ASSIGNMENT
Continue the announcement of Professor Michele Elam's appearance on Mixed Chicks Chat from its last line.

━━━ EXCERPT TO READ

Posted in Audio, Interviews, Live Events, Media Archive, United States, Women on 2011-09-29 00:01Z by Steven

Professor Michelle Elam to be Featured Guest on Mixed Chicks Chat

Mixed Chicks Chat (The only live weekly show about being racially and culturally mixed. Also, founders of the Mixed Roots Film & Literary Festival) Hosted by Fanshen Cox, Heidi W. Durrow and Jennifer Frappier
Website: TalkShoe™ (Keywords: Mixed Chicks)
Episode: #227 – Professor Michele Elam
When: Wednesday, 2011-09-28, 21:00Z (17:00 EDT, 14:00 PDT)

━━━━━━
━━━ INPUT DATA

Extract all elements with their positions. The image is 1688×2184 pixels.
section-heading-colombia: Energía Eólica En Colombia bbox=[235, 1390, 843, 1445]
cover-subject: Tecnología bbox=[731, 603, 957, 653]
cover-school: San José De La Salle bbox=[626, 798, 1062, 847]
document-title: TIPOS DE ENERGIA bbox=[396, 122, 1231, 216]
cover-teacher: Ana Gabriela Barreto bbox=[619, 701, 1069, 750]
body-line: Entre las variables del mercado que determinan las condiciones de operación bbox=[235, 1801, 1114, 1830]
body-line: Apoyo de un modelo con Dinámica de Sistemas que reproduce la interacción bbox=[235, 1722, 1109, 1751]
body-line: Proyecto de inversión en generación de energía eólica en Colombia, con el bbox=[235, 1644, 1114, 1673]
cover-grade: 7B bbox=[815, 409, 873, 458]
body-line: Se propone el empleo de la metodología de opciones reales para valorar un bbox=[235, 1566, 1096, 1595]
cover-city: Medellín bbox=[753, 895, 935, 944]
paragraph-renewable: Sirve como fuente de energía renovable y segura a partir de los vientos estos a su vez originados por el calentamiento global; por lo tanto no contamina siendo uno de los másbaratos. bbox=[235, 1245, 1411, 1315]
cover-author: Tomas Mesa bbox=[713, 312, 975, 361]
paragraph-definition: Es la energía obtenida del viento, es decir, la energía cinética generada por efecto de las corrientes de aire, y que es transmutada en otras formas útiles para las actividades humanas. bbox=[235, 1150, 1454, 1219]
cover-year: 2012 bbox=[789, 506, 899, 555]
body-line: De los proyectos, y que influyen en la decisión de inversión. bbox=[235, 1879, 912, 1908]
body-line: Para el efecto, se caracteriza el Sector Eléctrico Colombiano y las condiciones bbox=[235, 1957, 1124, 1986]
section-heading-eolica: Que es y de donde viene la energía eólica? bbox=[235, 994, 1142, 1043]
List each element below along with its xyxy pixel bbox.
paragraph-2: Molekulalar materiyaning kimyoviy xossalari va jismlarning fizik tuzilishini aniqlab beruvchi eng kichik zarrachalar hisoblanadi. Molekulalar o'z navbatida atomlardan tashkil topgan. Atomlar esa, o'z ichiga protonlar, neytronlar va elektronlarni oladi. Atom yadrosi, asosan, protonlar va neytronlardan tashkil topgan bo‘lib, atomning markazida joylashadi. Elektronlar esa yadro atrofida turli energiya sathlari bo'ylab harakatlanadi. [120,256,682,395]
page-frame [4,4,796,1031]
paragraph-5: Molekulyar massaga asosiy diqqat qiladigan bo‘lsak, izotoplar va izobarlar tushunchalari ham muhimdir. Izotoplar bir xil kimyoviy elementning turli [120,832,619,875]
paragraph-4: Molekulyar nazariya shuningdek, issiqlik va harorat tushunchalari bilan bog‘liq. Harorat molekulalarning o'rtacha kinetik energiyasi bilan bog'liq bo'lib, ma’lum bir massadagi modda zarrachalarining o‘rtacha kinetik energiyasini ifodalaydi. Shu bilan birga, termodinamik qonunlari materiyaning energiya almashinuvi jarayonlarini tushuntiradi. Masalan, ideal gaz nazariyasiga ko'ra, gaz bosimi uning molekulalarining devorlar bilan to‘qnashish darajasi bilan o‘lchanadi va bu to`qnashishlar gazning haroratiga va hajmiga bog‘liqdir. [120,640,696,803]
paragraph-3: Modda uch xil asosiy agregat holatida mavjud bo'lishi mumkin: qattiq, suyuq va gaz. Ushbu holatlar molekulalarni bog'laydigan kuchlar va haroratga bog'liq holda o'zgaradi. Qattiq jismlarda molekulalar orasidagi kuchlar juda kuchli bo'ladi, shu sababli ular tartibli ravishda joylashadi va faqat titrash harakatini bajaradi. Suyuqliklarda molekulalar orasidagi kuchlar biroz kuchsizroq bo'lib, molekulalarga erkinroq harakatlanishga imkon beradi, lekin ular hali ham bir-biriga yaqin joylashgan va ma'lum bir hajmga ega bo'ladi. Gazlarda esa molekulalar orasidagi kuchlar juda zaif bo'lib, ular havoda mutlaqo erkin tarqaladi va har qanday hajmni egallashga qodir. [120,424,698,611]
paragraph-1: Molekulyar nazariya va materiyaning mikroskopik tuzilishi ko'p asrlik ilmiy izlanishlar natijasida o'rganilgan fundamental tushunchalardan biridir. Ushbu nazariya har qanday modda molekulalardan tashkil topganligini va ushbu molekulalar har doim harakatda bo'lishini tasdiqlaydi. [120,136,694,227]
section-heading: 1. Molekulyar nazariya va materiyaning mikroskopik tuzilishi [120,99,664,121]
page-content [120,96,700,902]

━━━━━━

OUTPUT OF THE EXERCISE
Michele Elam, Martin Luther King, Jr. Centennial Professor of English and Olivier Nomellini Family University Fellow in Undergraduate Education
Stanford University

Mixed Chicks Chat will be talking with Michele Elam about her work on mixed-race identity and her new book, The Souls of Mixed Folks: Race, Aesthetics & Politics in the New Millenium which examines representations of mixed race in literature and the arts that redefine new millennial aesthetics and politics. Focusing on black-white mixes, Elam analyzes expressive works—novels, drama, graphic narrative, late-night television, art installations—as artistic rejoinders to the perception that post-Civil Rights politics are bereft and post-Black art is apolitical. Reorienting attention to the cultural invention of mixed race from the social sciences to the humanities, Elam considers the creative work of Lezley Saar, Aaron McGruder, Nate Creekmore, Danzy Senna, Colson Whitehead, Emily Raboteau, Carl Hancock Rux, and Dave Chappelle. All these writers and artists address mixed race as both an aesthetic challenge and a social concern, and together, they gesture toward a poetics of social justice for the “mulatto millennium.”

Listen to the episode here.  Download the episode here.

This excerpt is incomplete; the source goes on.